- [What you need to do]: Every entry should be repeated exactly. Omit the pictures.

- [Records for the task]:
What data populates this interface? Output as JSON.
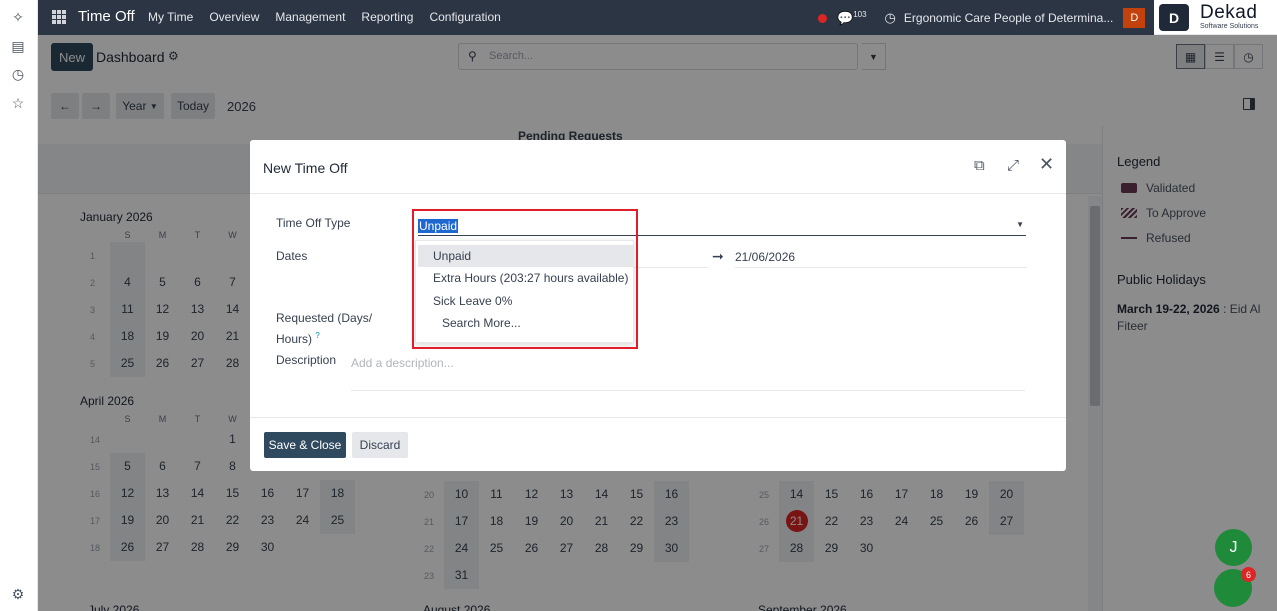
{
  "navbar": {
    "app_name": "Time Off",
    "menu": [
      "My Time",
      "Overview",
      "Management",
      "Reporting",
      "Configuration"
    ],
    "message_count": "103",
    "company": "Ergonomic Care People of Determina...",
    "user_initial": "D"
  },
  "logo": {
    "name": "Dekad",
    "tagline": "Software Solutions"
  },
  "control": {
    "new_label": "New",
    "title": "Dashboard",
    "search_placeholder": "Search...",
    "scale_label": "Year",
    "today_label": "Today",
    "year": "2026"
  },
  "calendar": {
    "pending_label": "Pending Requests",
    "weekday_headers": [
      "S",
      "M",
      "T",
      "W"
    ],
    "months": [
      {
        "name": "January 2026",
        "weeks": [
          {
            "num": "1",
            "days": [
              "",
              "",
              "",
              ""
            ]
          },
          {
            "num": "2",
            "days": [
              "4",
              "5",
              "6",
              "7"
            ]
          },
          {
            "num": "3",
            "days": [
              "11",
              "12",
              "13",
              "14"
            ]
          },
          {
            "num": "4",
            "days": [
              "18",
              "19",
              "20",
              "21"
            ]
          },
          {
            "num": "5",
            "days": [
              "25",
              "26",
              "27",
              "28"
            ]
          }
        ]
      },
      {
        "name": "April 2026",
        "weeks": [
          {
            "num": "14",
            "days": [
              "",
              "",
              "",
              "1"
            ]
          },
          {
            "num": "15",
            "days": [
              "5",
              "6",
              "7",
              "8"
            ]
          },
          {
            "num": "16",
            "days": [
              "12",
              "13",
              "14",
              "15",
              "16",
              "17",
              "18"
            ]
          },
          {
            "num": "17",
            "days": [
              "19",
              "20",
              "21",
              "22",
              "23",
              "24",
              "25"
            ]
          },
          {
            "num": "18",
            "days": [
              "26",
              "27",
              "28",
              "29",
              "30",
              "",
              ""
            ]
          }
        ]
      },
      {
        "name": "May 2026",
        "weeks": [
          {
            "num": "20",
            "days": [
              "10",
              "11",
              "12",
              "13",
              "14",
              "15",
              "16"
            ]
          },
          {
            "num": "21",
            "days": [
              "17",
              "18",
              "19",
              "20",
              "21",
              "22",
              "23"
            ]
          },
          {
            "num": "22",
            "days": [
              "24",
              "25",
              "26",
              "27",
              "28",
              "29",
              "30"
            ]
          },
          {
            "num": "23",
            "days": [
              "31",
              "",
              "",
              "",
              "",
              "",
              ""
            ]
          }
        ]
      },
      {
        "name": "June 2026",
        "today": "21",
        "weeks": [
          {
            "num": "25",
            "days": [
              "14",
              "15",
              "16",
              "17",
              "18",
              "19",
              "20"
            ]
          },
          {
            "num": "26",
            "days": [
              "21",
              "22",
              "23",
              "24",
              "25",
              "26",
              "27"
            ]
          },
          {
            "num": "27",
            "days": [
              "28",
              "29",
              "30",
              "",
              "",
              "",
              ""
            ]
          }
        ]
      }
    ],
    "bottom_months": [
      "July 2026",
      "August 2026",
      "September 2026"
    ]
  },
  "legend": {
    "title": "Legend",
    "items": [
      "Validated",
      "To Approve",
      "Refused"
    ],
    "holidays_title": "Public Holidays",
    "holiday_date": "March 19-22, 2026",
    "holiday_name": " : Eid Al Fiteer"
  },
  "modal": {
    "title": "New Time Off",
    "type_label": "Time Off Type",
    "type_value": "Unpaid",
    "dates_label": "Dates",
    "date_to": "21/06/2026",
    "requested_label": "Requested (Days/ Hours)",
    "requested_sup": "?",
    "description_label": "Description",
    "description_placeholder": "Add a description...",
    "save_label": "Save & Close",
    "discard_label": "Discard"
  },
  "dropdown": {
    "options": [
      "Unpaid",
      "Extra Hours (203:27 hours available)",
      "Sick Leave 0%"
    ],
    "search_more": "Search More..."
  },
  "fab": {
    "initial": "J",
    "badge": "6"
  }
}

- [Correct response]:
What data populates this interface? Output as JSON.
{
  "navbar": {
    "app_name": "Time Off",
    "menu": [
      "My Time",
      "Overview",
      "Management",
      "Reporting",
      "Configuration"
    ],
    "message_count": "103",
    "company": "Ergonomic Care People of Determina...",
    "user_initial": "D"
  },
  "logo": {
    "name": "Dekad",
    "tagline": "Software Solutions"
  },
  "control": {
    "new_label": "New",
    "title": "Dashboard",
    "search_placeholder": "Search...",
    "scale_label": "Year",
    "today_label": "Today",
    "year": "2026"
  },
  "calendar": {
    "pending_label": "Pending Requests",
    "weekday_headers": [
      "S",
      "M",
      "T",
      "W"
    ],
    "months": [
      {
        "name": "January 2026",
        "weeks": [
          {
            "num": "1",
            "days": [
              "",
              "",
              "",
              ""
            ]
          },
          {
            "num": "2",
            "days": [
              "4",
              "5",
              "6",
              "7"
            ]
          },
          {
            "num": "3",
            "days": [
              "11",
              "12",
              "13",
              "14"
            ]
          },
          {
            "num": "4",
            "days": [
              "18",
              "19",
              "20",
              "21"
            ]
          },
          {
            "num": "5",
            "days": [
              "25",
              "26",
              "27",
              "28"
            ]
          }
        ]
      },
      {
        "name": "April 2026",
        "weeks": [
          {
            "num": "14",
            "days": [
              "",
              "",
              "",
              "1"
            ]
          },
          {
            "num": "15",
            "days": [
              "5",
              "6",
              "7",
              "8"
            ]
          },
          {
            "num": "16",
            "days": [
              "12",
              "13",
              "14",
              "15",
              "16",
              "17",
              "18"
            ]
          },
          {
            "num": "17",
            "days": [
              "19",
              "20",
              "21",
              "22",
              "23",
              "24",
              "25"
            ]
          },
          {
            "num": "18",
            "days": [
              "26",
              "27",
              "28",
              "29",
              "30",
              "",
              ""
            ]
          }
        ]
      },
      {
        "name": "May 2026",
        "weeks": [
          {
            "num": "20",
            "days": [
              "10",
              "11",
              "12",
              "13",
              "14",
              "15",
              "16"
            ]
          },
          {
            "num": "21",
            "days": [
              "17",
              "18",
              "19",
              "20",
              "21",
              "22",
              "23"
            ]
          },
          {
            "num": "22",
            "days": [
              "24",
              "25",
              "26",
              "27",
              "28",
              "29",
              "30"
            ]
          },
          {
            "num": "23",
            "days": [
              "31",
              "",
              "",
              "",
              "",
              "",
              ""
            ]
          }
        ]
      },
      {
        "name": "June 2026",
        "today": "21",
        "weeks": [
          {
            "num": "25",
            "days": [
              "14",
              "15",
              "16",
              "17",
              "18",
              "19",
              "20"
            ]
          },
          {
            "num": "26",
            "days": [
              "21",
              "22",
              "23",
              "24",
              "25",
              "26",
              "27"
            ]
          },
          {
            "num": "27",
            "days": [
              "28",
              "29",
              "30",
              "",
              "",
              "",
              ""
            ]
          }
        ]
      }
    ],
    "bottom_months": [
      "July 2026",
      "August 2026",
      "September 2026"
    ]
  },
  "legend": {
    "title": "Legend",
    "items": [
      "Validated",
      "To Approve",
      "Refused"
    ],
    "holidays_title": "Public Holidays",
    "holiday_date": "March 19-22, 2026",
    "holiday_name": " : Eid Al Fiteer"
  },
  "modal": {
    "title": "New Time Off",
    "type_label": "Time Off Type",
    "type_value": "Unpaid",
    "dates_label": "Dates",
    "date_to": "21/06/2026",
    "requested_label": "Requested (Days/ Hours)",
    "requested_sup": "?",
    "description_label": "Description",
    "description_placeholder": "Add a description...",
    "save_label": "Save & Close",
    "discard_label": "Discard"
  },
  "dropdown": {
    "options": [
      "Unpaid",
      "Extra Hours (203:27 hours available)",
      "Sick Leave 0%"
    ],
    "search_more": "Search More..."
  },
  "fab": {
    "initial": "J",
    "badge": "6"
  }
}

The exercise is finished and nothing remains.